● GIVEN REQUEST
Provide an exact reproduction of every entry.

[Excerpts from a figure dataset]

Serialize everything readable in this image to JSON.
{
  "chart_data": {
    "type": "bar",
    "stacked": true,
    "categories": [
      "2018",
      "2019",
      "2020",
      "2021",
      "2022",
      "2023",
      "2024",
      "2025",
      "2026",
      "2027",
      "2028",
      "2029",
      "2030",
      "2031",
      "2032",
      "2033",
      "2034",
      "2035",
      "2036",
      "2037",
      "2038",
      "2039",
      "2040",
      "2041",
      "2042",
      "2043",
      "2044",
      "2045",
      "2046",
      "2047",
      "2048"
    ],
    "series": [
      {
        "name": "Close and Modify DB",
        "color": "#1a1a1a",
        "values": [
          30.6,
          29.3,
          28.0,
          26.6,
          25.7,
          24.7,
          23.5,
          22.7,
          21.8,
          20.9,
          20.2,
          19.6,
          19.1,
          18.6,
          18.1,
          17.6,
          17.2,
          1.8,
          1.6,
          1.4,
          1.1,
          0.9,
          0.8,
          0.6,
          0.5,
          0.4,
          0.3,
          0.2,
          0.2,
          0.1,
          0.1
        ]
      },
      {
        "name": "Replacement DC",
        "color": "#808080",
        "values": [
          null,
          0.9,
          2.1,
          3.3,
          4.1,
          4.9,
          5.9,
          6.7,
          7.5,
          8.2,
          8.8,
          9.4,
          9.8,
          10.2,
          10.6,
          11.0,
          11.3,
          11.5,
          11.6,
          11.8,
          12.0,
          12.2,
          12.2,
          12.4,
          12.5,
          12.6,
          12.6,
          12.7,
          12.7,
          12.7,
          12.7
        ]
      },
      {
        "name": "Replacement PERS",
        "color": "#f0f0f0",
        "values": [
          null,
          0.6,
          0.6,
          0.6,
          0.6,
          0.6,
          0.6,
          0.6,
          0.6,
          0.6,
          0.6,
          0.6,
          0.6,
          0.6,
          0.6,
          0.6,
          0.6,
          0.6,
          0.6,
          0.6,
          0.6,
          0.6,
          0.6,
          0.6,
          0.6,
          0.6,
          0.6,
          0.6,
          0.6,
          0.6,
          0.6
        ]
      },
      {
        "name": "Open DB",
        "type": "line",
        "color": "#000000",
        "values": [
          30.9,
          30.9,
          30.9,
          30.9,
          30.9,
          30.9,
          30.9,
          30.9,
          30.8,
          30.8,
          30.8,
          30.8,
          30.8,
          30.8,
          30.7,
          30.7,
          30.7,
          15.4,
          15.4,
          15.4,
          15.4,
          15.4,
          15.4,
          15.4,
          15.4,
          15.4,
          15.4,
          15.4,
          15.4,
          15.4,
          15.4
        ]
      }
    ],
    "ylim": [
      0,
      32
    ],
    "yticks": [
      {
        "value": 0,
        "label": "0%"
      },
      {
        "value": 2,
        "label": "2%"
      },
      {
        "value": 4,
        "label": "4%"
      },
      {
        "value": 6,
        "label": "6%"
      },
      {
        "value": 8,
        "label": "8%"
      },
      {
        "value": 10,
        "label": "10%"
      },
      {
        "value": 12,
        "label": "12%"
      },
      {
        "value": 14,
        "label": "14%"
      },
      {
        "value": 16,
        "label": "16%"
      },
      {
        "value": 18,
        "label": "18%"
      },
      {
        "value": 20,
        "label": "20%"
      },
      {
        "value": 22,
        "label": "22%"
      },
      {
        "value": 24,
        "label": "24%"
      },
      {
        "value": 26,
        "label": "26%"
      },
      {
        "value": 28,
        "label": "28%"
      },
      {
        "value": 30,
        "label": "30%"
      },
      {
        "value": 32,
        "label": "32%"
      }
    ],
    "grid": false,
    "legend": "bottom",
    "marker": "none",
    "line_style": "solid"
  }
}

● RESPONSE BELOW
Serialize everything readable in this image to JSON.
{
  "chart_data": {
    "type": "bar",
    "stacked": true,
    "categories": [
      "2018",
      "2019",
      "2020",
      "2021",
      "2022",
      "2023",
      "2024",
      "2025",
      "2026",
      "2027",
      "2028",
      "2029",
      "2030",
      "2031",
      "2032",
      "2033",
      "2034",
      "2035",
      "2036",
      "2037",
      "2038",
      "2039",
      "2040",
      "2041",
      "2042",
      "2043",
      "2044",
      "2045",
      "2046",
      "2047",
      "2048"
    ],
    "series": [
      {
        "name": "Close and Modify DB",
        "color": "#1a1a1a",
        "values": [
          30.6,
          29.3,
          28.0,
          26.6,
          25.7,
          24.7,
          23.5,
          22.7,
          21.8,
          20.9,
          20.2,
          19.6,
          19.1,
          18.6,
          18.1,
          17.6,
          17.2,
          1.8,
          1.6,
          1.4,
          1.1,
          0.9,
          0.8,
          0.6,
          0.5,
          0.4,
          0.3,
          0.2,
          0.2,
          0.1,
          0.1
        ]
      },
      {
        "name": "Replacement DC",
        "color": "#808080",
        "values": [
          null,
          0.9,
          2.1,
          3.3,
          4.1,
          4.9,
          5.9,
          6.7,
          7.5,
          8.2,
          8.8,
          9.4,
          9.8,
          10.2,
          10.6,
          11.0,
          11.3,
          11.5,
          11.6,
          11.8,
          12.0,
          12.2,
          12.2,
          12.4,
          12.5,
          12.6,
          12.6,
          12.7,
          12.7,
          12.7,
          12.7
        ]
      },
      {
        "name": "Replacement PERS",
        "color": "#f0f0f0",
        "values": [
          null,
          0.6,
          0.6,
          0.6,
          0.6,
          0.6,
          0.6,
          0.6,
          0.6,
          0.6,
          0.6,
          0.6,
          0.6,
          0.6,
          0.6,
          0.6,
          0.6,
          0.6,
          0.6,
          0.6,
          0.6,
          0.6,
          0.6,
          0.6,
          0.6,
          0.6,
          0.6,
          0.6,
          0.6,
          0.6,
          0.6
        ]
      },
      {
        "name": "Open DB",
        "type": "line",
        "color": "#000000",
        "values": [
          30.9,
          30.9,
          30.9,
          30.9,
          30.9,
          30.9,
          30.9,
          30.9,
          30.8,
          30.8,
          30.8,
          30.8,
          30.8,
          30.8,
          30.7,
          30.7,
          30.7,
          15.4,
          15.4,
          15.4,
          15.4,
          15.4,
          15.4,
          15.4,
          15.4,
          15.4,
          15.4,
          15.4,
          15.4,
          15.4,
          15.4
        ]
      }
    ],
    "ylim": [
      0,
      32
    ],
    "yticks": [
      {
        "value": 0,
        "label": "0%"
      },
      {
        "value": 2,
        "label": "2%"
      },
      {
        "value": 4,
        "label": "4%"
      },
      {
        "value": 6,
        "label": "6%"
      },
      {
        "value": 8,
        "label": "8%"
      },
      {
        "value": 10,
        "label": "10%"
      },
      {
        "value": 12,
        "label": "12%"
      },
      {
        "value": 14,
        "label": "14%"
      },
      {
        "value": 16,
        "label": "16%"
      },
      {
        "value": 18,
        "label": "18%"
      },
      {
        "value": 20,
        "label": "20%"
      },
      {
        "value": 22,
        "label": "22%"
      },
      {
        "value": 24,
        "label": "24%"
      },
      {
        "value": 26,
        "label": "26%"
      },
      {
        "value": 28,
        "label": "28%"
      },
      {
        "value": 30,
        "label": "30%"
      },
      {
        "value": 32,
        "label": "32%"
      }
    ],
    "grid": false,
    "legend": "bottom",
    "marker": "none",
    "line_style": "solid"
  }
}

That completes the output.